Without changing a character, return the entries, but not the images they hold.
··· Records to process ···
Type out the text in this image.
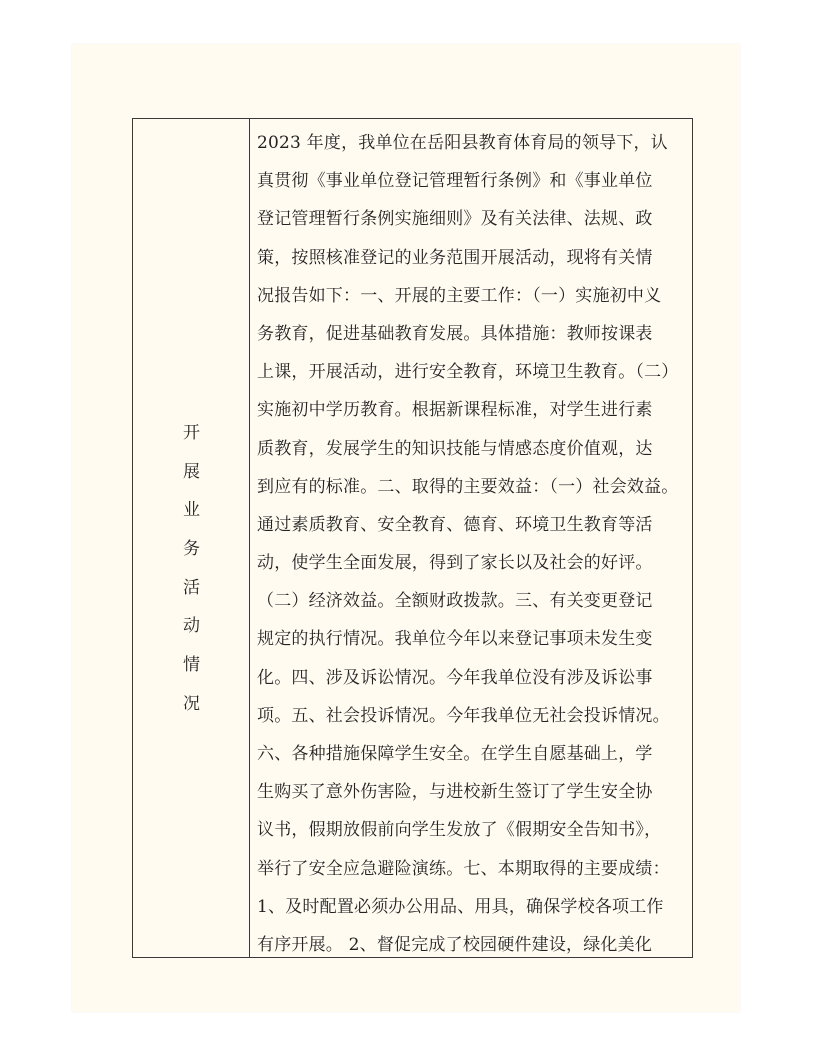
开
展
业
务
活
动
情
况
2023 年度，我单位在岳阳县教育体育局的领导下，认
真贯彻《事业单位登记管理暂行条例》和《事业单位
登记管理暂行条例实施细则》及有关法律、法规、政
策，按照核准登记的业务范围开展活动，现将有关情
况报告如下：一、开展的主要工作：（一）实施初中义
务教育，促进基础教育发展。具体措施：教师按课表
上课，开展活动，进行安全教育，环境卫生教育。（二）
实施初中学历教育。根据新课程标准，对学生进行素
质教育，发展学生的知识技能与情感态度价值观，达
到应有的标准。二、取得的主要效益：（一）社会效益。
通过素质教育、安全教育、德育、环境卫生教育等活
动，使学生全面发展，得到了家长以及社会的好评。
（二）经济效益。全额财政拨款。三、有关变更登记
规定的执行情况。我单位今年以来登记事项未发生变
化。四、涉及诉讼情况。今年我单位没有涉及诉讼事
项。五、社会投诉情况。今年我单位无社会投诉情况。
六、各种措施保障学生安全。在学生自愿基础上，学
生购买了意外伤害险，与进校新生签订了学生安全协
议书，假期放假前向学生发放了《假期安全告知书》，
举行了安全应急避险演练。七、本期取得的主要成绩：
1、及时配置必须办公用品、用具，确保学校各项工作
有序开展。 2、督促完成了校园硬件建设，绿化美化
···
### The reply
Type out the text in this image.
开
展
业
务
活
动
情
况
2023 年度，我单位在岳阳县教育体育局的领导下，认
真贯彻《事业单位登记管理暂行条例》和《事业单位
登记管理暂行条例实施细则》及有关法律、法规、政
策，按照核准登记的业务范围开展活动，现将有关情
况报告如下：一、开展的主要工作：（一）实施初中义
务教育，促进基础教育发展。具体措施：教师按课表
上课，开展活动，进行安全教育，环境卫生教育。（二）
实施初中学历教育。根据新课程标准，对学生进行素
质教育，发展学生的知识技能与情感态度价值观，达
到应有的标准。二、取得的主要效益：（一）社会效益。
通过素质教育、安全教育、德育、环境卫生教育等活
动，使学生全面发展，得到了家长以及社会的好评。
（二）经济效益。全额财政拨款。三、有关变更登记
规定的执行情况。我单位今年以来登记事项未发生变
化。四、涉及诉讼情况。今年我单位没有涉及诉讼事
项。五、社会投诉情况。今年我单位无社会投诉情况。
六、各种措施保障学生安全。在学生自愿基础上，学
生购买了意外伤害险，与进校新生签订了学生安全协
议书，假期放假前向学生发放了《假期安全告知书》，
举行了安全应急避险演练。七、本期取得的主要成绩：
1、及时配置必须办公用品、用具，确保学校各项工作
有序开展。 2、督促完成了校园硬件建设，绿化美化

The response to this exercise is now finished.